- Listed entries

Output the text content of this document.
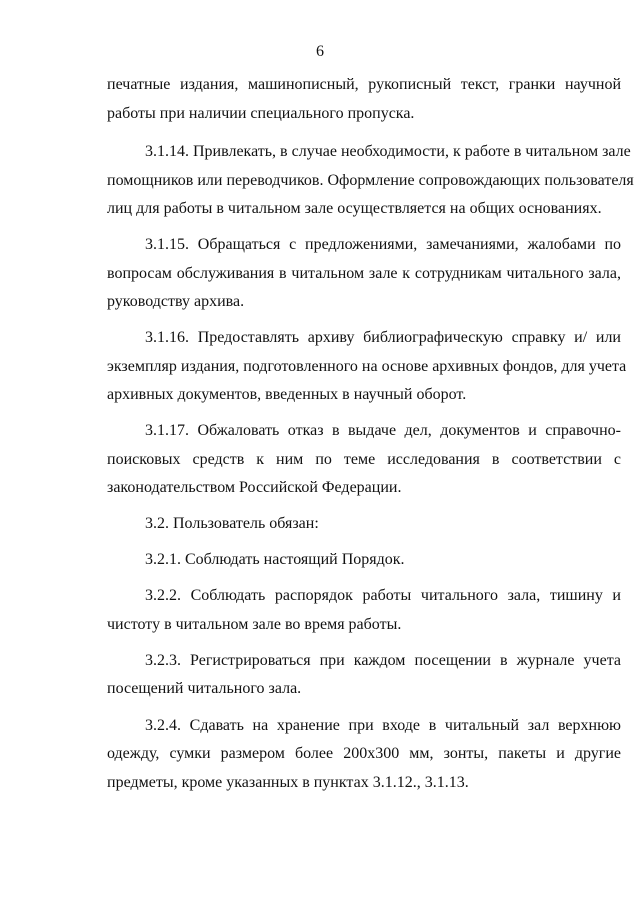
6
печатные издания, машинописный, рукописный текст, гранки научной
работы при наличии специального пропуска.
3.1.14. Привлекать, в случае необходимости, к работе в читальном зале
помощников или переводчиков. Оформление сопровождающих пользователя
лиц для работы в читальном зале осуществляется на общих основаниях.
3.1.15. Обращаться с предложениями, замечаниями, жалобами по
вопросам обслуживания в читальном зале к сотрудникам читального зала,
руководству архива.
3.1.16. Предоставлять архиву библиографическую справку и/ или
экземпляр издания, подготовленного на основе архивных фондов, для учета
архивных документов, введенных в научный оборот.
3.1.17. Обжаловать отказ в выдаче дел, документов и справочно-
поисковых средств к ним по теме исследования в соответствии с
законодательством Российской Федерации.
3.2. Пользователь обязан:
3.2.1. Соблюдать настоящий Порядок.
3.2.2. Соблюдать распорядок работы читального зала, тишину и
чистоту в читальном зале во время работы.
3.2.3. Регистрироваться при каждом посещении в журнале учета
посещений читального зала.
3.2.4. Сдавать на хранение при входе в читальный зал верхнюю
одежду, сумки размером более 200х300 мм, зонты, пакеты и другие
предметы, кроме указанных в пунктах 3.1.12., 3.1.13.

--

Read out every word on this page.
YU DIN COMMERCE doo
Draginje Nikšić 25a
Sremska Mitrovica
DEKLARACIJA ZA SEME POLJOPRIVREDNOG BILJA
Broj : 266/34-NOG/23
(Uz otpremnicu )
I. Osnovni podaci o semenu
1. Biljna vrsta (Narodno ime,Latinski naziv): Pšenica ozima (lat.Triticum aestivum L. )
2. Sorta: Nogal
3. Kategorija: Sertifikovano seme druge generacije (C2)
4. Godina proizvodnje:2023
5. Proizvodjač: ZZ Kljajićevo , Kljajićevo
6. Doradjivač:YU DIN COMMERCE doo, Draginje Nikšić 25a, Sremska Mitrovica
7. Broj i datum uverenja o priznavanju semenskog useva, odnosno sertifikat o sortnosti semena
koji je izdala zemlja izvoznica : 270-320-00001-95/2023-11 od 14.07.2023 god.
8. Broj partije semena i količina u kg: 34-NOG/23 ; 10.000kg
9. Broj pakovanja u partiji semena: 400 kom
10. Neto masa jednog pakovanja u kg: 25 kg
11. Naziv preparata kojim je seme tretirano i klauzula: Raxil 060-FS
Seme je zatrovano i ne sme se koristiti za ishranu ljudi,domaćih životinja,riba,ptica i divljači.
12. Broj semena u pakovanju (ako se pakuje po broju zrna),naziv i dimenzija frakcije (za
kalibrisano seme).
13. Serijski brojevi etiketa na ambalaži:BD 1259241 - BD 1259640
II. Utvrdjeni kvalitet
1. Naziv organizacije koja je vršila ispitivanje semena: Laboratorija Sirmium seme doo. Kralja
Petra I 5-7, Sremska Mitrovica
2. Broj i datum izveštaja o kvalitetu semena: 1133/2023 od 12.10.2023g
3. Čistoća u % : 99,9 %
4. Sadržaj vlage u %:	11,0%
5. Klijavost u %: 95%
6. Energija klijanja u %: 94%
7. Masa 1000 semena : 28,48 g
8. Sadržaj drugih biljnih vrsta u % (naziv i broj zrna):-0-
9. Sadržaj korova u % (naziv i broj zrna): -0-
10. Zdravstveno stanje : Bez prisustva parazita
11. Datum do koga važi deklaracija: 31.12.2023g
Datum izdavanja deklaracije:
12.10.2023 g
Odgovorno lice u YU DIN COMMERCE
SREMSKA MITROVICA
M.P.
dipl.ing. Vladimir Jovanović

- Exercise brief
State how many lines hold the word "зала". The number is the whole answer.

- Response below
3